> [Directions for this task] Determine the number of lines in the listing below where the string "circle" occurs; answer with the number alone.

----------

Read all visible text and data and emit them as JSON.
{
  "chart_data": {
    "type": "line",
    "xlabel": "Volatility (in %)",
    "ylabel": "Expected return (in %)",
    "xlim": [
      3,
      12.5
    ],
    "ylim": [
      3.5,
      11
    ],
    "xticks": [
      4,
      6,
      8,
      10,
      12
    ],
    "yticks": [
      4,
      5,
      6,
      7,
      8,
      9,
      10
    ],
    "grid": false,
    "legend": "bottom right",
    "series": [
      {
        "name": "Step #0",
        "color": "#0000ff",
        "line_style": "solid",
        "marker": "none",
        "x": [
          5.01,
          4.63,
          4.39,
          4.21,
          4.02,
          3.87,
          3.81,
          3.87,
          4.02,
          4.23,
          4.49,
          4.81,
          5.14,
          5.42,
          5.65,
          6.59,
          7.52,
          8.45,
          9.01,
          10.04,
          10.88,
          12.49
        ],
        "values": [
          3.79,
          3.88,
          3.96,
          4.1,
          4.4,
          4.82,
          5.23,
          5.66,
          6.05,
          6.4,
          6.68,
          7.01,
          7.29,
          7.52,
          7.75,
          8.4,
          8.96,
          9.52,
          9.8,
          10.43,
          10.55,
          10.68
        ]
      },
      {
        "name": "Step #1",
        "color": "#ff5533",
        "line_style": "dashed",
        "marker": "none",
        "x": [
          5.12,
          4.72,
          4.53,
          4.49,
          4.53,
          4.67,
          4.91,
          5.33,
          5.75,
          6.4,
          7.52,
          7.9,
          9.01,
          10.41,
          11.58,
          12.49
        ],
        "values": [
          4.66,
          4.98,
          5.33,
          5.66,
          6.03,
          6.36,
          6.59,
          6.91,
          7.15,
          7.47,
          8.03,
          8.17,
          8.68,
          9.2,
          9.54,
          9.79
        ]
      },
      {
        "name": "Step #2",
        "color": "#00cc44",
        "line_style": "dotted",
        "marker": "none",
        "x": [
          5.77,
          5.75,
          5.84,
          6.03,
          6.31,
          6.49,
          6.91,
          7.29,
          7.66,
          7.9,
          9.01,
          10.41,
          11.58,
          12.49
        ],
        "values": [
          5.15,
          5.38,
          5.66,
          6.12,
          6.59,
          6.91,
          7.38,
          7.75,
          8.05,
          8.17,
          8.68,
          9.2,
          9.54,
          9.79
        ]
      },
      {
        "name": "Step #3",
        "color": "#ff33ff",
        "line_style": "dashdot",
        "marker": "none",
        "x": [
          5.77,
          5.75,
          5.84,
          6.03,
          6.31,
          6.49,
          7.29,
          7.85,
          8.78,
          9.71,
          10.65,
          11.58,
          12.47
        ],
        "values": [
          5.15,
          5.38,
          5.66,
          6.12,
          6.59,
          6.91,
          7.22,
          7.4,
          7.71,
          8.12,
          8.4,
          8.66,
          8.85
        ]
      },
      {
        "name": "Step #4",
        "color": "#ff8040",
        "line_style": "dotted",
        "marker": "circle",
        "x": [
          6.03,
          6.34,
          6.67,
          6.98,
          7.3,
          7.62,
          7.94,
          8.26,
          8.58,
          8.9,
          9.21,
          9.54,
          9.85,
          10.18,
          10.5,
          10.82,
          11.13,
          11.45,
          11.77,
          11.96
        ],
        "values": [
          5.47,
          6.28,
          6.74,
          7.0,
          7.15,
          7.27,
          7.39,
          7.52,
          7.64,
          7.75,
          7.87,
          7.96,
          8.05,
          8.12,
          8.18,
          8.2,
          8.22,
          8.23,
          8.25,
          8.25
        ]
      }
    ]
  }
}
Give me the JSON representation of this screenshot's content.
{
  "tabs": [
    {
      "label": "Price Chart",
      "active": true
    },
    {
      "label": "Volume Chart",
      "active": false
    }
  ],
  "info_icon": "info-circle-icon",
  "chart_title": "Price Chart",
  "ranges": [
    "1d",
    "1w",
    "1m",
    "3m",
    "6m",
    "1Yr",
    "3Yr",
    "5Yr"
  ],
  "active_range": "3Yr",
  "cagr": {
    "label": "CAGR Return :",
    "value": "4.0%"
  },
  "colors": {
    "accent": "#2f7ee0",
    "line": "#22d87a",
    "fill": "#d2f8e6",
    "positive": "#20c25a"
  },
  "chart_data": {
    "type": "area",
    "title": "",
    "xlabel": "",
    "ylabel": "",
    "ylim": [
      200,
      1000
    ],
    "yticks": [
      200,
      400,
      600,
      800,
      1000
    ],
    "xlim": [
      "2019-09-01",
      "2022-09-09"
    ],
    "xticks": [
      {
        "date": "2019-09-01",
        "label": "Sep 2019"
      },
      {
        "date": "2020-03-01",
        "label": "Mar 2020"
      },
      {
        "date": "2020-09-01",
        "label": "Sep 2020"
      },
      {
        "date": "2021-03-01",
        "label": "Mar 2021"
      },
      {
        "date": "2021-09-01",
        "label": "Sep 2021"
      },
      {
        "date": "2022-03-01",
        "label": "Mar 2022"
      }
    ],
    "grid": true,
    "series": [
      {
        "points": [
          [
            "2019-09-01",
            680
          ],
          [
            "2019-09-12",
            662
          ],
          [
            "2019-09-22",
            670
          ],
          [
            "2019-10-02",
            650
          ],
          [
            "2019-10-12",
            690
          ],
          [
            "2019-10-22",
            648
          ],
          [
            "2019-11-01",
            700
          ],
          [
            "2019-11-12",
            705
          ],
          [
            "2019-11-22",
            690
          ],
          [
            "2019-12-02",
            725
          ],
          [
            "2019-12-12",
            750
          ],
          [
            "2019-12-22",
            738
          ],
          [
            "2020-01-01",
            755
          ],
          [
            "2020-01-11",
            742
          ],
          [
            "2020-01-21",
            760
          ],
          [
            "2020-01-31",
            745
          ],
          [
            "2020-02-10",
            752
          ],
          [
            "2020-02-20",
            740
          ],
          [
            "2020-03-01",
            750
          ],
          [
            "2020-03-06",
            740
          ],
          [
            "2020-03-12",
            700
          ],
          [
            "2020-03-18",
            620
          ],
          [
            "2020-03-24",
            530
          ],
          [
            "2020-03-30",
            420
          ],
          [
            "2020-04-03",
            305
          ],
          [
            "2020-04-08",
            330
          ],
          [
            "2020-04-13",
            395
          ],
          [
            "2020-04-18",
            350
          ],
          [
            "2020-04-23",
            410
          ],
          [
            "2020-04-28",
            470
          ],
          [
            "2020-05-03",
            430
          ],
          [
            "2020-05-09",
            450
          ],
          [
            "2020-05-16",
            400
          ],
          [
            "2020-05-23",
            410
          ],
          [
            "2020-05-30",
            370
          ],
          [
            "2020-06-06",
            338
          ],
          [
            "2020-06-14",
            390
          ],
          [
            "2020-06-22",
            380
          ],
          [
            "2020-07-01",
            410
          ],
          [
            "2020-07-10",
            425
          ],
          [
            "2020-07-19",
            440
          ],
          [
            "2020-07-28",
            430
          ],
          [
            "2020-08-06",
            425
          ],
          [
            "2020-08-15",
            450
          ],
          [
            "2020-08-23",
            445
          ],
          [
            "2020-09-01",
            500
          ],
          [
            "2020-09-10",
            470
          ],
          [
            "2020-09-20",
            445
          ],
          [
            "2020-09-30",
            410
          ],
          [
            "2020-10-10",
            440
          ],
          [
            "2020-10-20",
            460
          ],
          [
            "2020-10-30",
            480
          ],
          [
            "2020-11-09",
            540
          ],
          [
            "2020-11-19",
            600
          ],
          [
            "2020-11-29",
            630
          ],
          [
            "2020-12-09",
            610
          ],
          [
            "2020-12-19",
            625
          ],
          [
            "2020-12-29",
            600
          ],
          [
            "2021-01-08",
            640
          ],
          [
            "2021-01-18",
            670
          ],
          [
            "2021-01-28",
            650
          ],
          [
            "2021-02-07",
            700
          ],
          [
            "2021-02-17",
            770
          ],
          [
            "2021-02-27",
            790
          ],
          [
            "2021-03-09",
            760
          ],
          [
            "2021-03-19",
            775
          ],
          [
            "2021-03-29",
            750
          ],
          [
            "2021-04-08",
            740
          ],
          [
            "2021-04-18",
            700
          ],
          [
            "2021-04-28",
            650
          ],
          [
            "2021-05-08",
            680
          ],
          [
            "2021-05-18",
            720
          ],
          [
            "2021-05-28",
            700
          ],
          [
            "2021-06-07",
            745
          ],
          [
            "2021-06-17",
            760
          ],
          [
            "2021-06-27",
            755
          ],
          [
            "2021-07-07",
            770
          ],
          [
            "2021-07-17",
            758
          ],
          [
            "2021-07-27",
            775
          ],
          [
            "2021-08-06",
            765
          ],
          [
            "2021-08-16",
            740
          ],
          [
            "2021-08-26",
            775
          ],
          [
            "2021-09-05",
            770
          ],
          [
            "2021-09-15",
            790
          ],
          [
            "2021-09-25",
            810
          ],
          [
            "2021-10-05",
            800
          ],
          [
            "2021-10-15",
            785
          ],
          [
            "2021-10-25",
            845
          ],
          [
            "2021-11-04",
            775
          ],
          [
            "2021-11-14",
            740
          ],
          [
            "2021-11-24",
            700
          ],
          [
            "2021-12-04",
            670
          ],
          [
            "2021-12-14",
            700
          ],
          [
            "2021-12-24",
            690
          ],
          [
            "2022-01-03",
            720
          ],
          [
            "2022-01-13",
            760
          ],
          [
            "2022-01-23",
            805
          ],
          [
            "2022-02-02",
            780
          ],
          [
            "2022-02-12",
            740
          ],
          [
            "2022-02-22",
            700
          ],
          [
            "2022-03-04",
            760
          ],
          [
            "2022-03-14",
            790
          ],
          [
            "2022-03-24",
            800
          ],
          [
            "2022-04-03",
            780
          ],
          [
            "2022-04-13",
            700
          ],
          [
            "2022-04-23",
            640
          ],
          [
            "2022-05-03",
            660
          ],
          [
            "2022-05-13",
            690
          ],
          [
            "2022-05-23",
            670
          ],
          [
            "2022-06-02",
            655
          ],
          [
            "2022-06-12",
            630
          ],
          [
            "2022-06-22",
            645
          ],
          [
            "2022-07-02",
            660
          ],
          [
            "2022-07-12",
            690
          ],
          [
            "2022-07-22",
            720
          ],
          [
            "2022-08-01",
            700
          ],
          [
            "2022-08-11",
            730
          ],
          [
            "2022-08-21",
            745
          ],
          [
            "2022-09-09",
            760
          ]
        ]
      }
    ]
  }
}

----------

> [Solution] 2